## What you are asked to do
Write out the listing in full, matching it word for word.

## Given records
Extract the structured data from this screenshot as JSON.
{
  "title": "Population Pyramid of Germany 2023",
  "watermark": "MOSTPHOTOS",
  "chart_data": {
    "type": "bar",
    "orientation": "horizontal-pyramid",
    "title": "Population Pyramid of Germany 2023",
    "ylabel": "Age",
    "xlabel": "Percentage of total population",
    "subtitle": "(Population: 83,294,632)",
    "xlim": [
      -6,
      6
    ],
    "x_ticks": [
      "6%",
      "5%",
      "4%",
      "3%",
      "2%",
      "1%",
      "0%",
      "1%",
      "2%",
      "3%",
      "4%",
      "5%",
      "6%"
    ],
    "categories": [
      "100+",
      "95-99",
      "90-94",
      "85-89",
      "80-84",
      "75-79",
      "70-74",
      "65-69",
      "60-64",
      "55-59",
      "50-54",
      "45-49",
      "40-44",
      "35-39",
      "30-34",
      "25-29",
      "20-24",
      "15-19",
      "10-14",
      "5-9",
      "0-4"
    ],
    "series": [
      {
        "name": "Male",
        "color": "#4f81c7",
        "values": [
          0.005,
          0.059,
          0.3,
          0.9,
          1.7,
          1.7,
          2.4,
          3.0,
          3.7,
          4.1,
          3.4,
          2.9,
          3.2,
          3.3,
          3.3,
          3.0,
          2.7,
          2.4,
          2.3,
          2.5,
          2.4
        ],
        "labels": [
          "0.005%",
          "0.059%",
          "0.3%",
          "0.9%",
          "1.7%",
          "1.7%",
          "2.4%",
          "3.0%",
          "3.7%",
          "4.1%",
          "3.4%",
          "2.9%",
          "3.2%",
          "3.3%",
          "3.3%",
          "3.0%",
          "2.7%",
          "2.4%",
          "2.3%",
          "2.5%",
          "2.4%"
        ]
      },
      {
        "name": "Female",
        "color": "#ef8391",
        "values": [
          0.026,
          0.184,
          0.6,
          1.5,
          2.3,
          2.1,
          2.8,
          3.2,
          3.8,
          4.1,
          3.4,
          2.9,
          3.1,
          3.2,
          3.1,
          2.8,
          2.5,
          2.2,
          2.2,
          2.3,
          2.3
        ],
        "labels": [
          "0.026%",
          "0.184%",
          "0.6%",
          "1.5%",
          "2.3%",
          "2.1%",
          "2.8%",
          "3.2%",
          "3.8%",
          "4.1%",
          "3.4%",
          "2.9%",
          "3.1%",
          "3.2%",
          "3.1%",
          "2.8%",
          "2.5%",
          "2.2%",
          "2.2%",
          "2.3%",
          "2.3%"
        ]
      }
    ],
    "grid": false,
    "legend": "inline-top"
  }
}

## Task answer
Extract the structured data from this screenshot as JSON.
{
  "title": "Population Pyramid of Germany 2023",
  "watermark": "MOSTPHOTOS",
  "chart_data": {
    "type": "bar",
    "orientation": "horizontal-pyramid",
    "title": "Population Pyramid of Germany 2023",
    "ylabel": "Age",
    "xlabel": "Percentage of total population",
    "subtitle": "(Population: 83,294,632)",
    "xlim": [
      -6,
      6
    ],
    "x_ticks": [
      "6%",
      "5%",
      "4%",
      "3%",
      "2%",
      "1%",
      "0%",
      "1%",
      "2%",
      "3%",
      "4%",
      "5%",
      "6%"
    ],
    "categories": [
      "100+",
      "95-99",
      "90-94",
      "85-89",
      "80-84",
      "75-79",
      "70-74",
      "65-69",
      "60-64",
      "55-59",
      "50-54",
      "45-49",
      "40-44",
      "35-39",
      "30-34",
      "25-29",
      "20-24",
      "15-19",
      "10-14",
      "5-9",
      "0-4"
    ],
    "series": [
      {
        "name": "Male",
        "color": "#4f81c7",
        "values": [
          0.005,
          0.059,
          0.3,
          0.9,
          1.7,
          1.7,
          2.4,
          3.0,
          3.7,
          4.1,
          3.4,
          2.9,
          3.2,
          3.3,
          3.3,
          3.0,
          2.7,
          2.4,
          2.3,
          2.5,
          2.4
        ],
        "labels": [
          "0.005%",
          "0.059%",
          "0.3%",
          "0.9%",
          "1.7%",
          "1.7%",
          "2.4%",
          "3.0%",
          "3.7%",
          "4.1%",
          "3.4%",
          "2.9%",
          "3.2%",
          "3.3%",
          "3.3%",
          "3.0%",
          "2.7%",
          "2.4%",
          "2.3%",
          "2.5%",
          "2.4%"
        ]
      },
      {
        "name": "Female",
        "color": "#ef8391",
        "values": [
          0.026,
          0.184,
          0.6,
          1.5,
          2.3,
          2.1,
          2.8,
          3.2,
          3.8,
          4.1,
          3.4,
          2.9,
          3.1,
          3.2,
          3.1,
          2.8,
          2.5,
          2.2,
          2.2,
          2.3,
          2.3
        ],
        "labels": [
          "0.026%",
          "0.184%",
          "0.6%",
          "1.5%",
          "2.3%",
          "2.1%",
          "2.8%",
          "3.2%",
          "3.8%",
          "4.1%",
          "3.4%",
          "2.9%",
          "3.1%",
          "3.2%",
          "3.1%",
          "2.8%",
          "2.5%",
          "2.2%",
          "2.2%",
          "2.3%",
          "2.3%"
        ]
      }
    ],
    "grid": false,
    "legend": "inline-top"
  }
}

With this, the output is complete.